Task statement:
Extend the concert review about Engelbert Humperdinck, picking up after its last sentence and keeping the same voice.

Text shown:

::::

I have to admit that I was immediately put in mind of Tony Orlando’s cover of the same song at his concerts in the 2000s and 2010s. His version rates a notch higher on my imaginary scale of covers if only because Tony put the song into a medley with “Fire and Rain.” (Consistency counts!) The video is here. 

The last, but certainly not least, of the “Vegas singers” that I saw in 2024 was Engelbert Humperdinck on December 8 at the Westbury Music Fair. As with Anka, this was a lot more fun than I had anticipated. I have clear memories of hearing Engelbert’s ballads on AM radio in the Seventies and never would’ve thought I’d check him out in concert. I’m glad I did, though, since he is a very endearing performer and has a good sense of humor about himself. 

This sense of humor came out when he referenced his age — he is 88, making him the oldest of the singers discussed here. He made repeated references to his age, all in good humor and most with him nearly halving his age (“I can’t do that anymore, I’m 49!”). He’s the opposite of Anka when it comes to the female audience members (security staff were posted at four corners of the stage), but he did make references to his days as a heartthrob (and one pair of panties was thrown at him, but the woman leading his band claimed they were hers).


One of the most enjoyable bits of business Engelbert indulges in is to have different chairs and stools brought out on stage for him to sit in. I saw a show that was half his greatest hits and half Xmas music, so he decided that he’d pretty much stand and shuffle around for the hits and sit during the carols and wintry music (he did have a bit of stiffness when moving around during certain numbers, but engaged in small dances on others).

This bit of shtick reached its peak during the Xmas half of the show, when an office chair was brought out so that Engelbert could recline in comfort — and also use his feet to turn the chair around so he was facing each side of the audience.

My favorite tune in the show hands down was “Quando Quando Quando,” the Italian pop classic that is heard in the great 1962 film Il Sorpasso. I know it’s not his “signature song,” but this for me was the highlight of seeing EH in concert. (As with Anka singing “More,” where else are you going to see older performers singing songs from Sixties Italian films?) 

 

Engelbert’s biggest hit, “Release Me,” is still his big dramatic moment. At various points he let us know how long he’s been doing certain songs. With this one he noted, more than once, “57 years!”

::::

Stored items:
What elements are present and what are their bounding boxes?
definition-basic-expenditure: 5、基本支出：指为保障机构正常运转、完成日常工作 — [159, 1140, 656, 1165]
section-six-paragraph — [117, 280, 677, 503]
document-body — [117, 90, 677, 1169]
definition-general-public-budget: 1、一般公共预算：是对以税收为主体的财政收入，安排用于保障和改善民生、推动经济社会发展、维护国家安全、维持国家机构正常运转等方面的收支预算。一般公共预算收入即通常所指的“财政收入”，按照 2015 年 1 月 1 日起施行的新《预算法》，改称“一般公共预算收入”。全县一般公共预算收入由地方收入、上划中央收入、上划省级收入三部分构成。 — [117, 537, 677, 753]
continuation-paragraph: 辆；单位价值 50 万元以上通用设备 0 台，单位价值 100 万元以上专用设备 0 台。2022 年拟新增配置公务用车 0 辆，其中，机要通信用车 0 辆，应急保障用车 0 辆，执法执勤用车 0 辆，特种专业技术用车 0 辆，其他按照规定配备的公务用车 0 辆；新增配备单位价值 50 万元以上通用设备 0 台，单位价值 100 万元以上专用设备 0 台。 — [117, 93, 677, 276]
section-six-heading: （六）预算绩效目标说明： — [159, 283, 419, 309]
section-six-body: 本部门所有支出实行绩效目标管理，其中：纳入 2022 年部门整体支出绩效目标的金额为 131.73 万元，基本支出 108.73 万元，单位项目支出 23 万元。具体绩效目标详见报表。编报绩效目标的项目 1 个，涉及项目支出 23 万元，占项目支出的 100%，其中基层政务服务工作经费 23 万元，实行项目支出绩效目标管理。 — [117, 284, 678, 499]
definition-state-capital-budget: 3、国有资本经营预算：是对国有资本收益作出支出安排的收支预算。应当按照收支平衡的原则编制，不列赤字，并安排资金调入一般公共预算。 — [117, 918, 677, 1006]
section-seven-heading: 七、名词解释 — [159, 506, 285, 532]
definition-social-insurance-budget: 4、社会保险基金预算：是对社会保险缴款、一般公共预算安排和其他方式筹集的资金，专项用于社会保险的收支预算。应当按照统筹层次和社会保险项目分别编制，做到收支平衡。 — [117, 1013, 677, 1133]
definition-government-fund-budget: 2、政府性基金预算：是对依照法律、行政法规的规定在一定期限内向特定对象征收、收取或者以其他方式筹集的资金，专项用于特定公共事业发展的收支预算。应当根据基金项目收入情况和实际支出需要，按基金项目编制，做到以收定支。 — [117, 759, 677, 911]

::::

Answer section:
 

From the Xmas half of the show. His tribute to Elvis with “Blue Xmas.” 

 

Bonus clips: It may not be “Quando Quando Quando,” this tune is also pretty damned catchy, the 1967 hit “The Last Waltz.” It can be seen on Instagram here.

Engelbert in his office chair moving 360 degrees while singing the Eagles’ “Come Home for Christmas.” How can you not like an older performer copping to wanting to sit down but doing it in such a stylish way? See it on Instagram here.

And a final bonus, EH paying tribute to a sexy singer long gone, as he does Barry White's "You're the First, the Last, My Everything." To haul out the stats, Barry died in 2003 at the age of 58; Engelbert is currently 88. The link for this video on Instagram is here.

I should mention in closing that not one of these gents did a lip sync to a recording. (There are few things sadder and more bizarre-looking than the vids of Frankie Valli miming to a pre-recorded song.) All five of them give their all in concert and had the right amount of inter-song patter to engage the audience, whether or not they used video as an additional supplement.

Each one of the “Vegas singers” had/has (gotta put the past tense in there for Tony O) his own specialty in concert. While Wayne Newton is still the ultimate act to catch in Las Vegas (and the most glitzy), Tom Jones has the best repertoire (and definitely the strongest voice, post-80), Anka the best musicianship (and the only songwriter in the bunch), and Engelbert the most charming laidback demeanor. And Tony O gave me a bunch of very pleasant memories with his shows over the years. (His WABC radio show links to all things Vegas probably better than anything else out there, even when he’s not touching on the topic of Vegas per se.)